New Atheism’s big mistake: Debating creationists solves nothing

Fundamentalism isn't really about the Bible; it's about politics. So attacking religion doesn't fix the problem

Saturday, Feb 1, 2014 10:30 AM EST
Sean McElwee and Abigail Salvatore

Bill Nye and Ken Ham will be debating creationism on Feb. 4, and it’s a bad idea for both scientists and Christians. Ham’s young-earth creationism represents the distinct tendency of American Christian fundamentalists to reject science and use their religion to defend economic ideas, environmental degradation and anti-science extremism. But these views aren’t actually inherent in Christianity — they’ve been imposed on the biblical text by politically motivated and theologically inept readers. The solution is not anti-theism but better theological and scientific awareness.

The vast majority of right-wing Christian fundamentalists in the U.S. are evangelicals, followers of an offshoot of Protestantism. Protestantism is based on the premise that truth about God and his relationship with the world can be discovered by individuals, regardless of their level of education or social status. Because of its roots in a schism motivated by a distrust of religious experts (priests, bishops, the pope), Protestantism today is still highly individualistic. In the United States, Protestantism has been mixed with the similarly individualistic American frontier mythos, fomenting broad anti-intellectualism.

> _What this task involves_
Answer these questions about the excerpt on debating creationists:
(a) Who will be debating creationism on Feb. 4?
(b) What premise is Protestantism based on?
(c) In the United States, what has Protestantism been mixed with?

(Stored records)

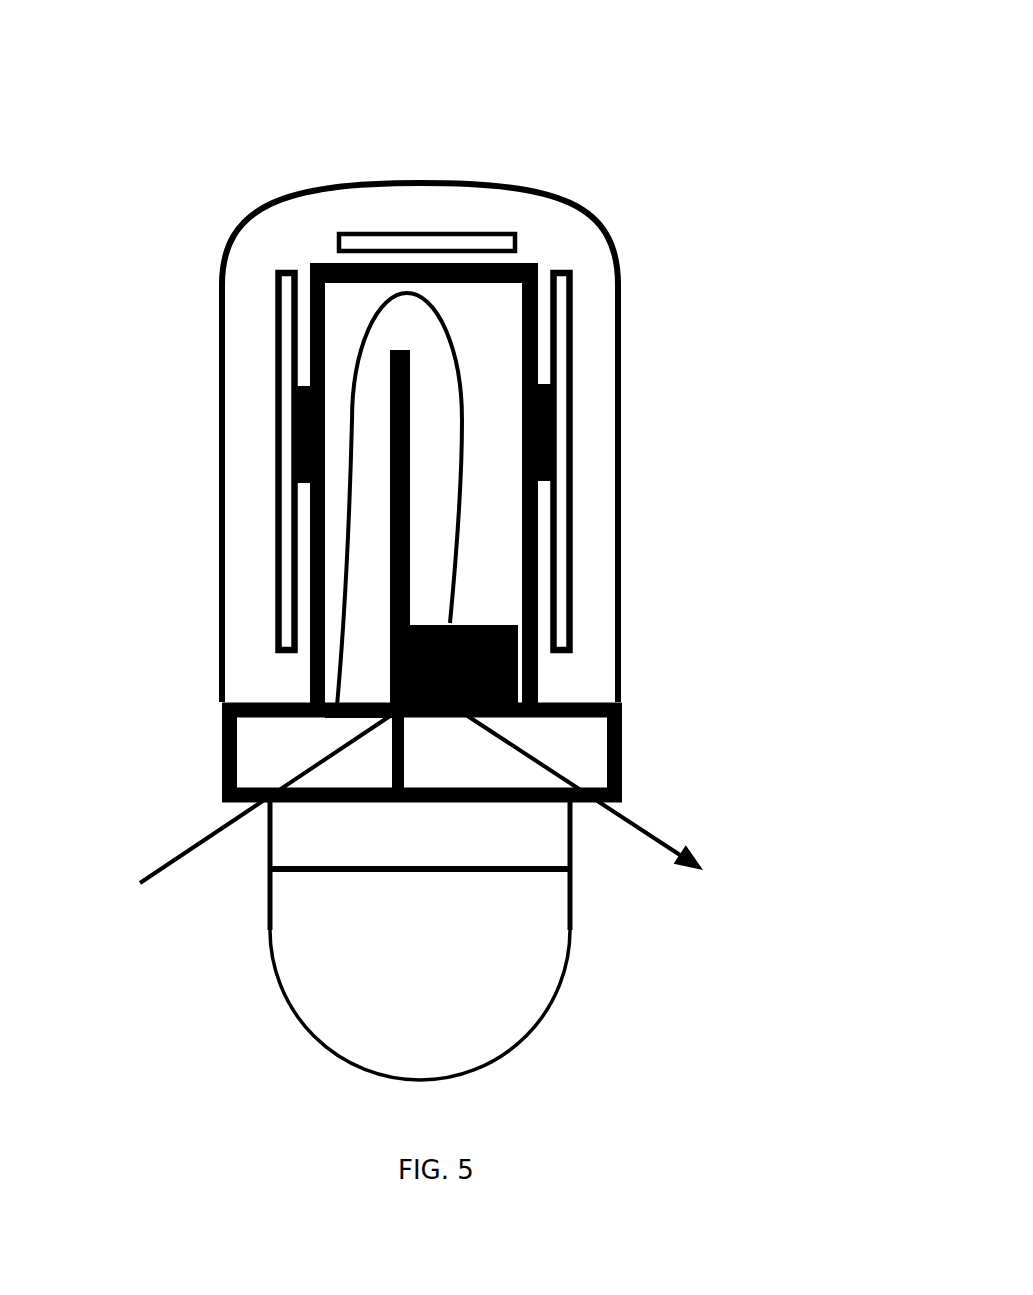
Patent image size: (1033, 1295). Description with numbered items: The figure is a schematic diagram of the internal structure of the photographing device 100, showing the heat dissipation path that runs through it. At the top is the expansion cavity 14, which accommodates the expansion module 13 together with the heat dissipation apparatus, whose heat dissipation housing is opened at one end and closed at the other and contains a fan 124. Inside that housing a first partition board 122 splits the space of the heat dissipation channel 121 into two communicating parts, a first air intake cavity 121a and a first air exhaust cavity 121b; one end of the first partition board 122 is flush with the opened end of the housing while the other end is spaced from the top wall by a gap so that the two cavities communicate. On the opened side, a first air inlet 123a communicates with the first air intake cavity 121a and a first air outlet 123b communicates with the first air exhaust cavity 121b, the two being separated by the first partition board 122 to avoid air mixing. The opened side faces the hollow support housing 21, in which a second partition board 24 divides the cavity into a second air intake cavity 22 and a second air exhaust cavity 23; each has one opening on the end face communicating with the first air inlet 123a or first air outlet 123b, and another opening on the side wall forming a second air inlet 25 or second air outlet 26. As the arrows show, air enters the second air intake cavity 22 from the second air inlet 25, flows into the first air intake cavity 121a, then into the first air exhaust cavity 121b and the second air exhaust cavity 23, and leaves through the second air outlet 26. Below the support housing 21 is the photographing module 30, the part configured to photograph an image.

The photographing device 100 is at (714, 141).
The expansion cavity 14 is at (592, 443).
The expansion module 13 is at (297, 490).
The heat dissipation channel 121 is at (493, 57).
The first air intake cavity 121a is at (347, 340).
The first air exhaust cavity 121b is at (488, 312).
The first partition board 122 is at (392, 522).
The first air inlet 123a is at (310, 700).
The first air outlet 123b is at (537, 700).
The fan 124 is at (540, 618).
The support housing 21 is at (627, 745).
The second air intake cavity 22 is at (245, 750).
The second air exhaust cavity 23 is at (572, 743).
The second partition board 24 is at (323, 807).
The second air inlet 25 is at (267, 855).
The second air outlet 26 is at (630, 797).
The photographing module 30 is at (560, 1002).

> _Output for this exercise_
(a) Bill Nye and Ken Ham.
(b) That individuals can discover truth about God and his relationship with the world, regardless of their level of education or social status.
(c) The similarly individualistic American frontier mythos.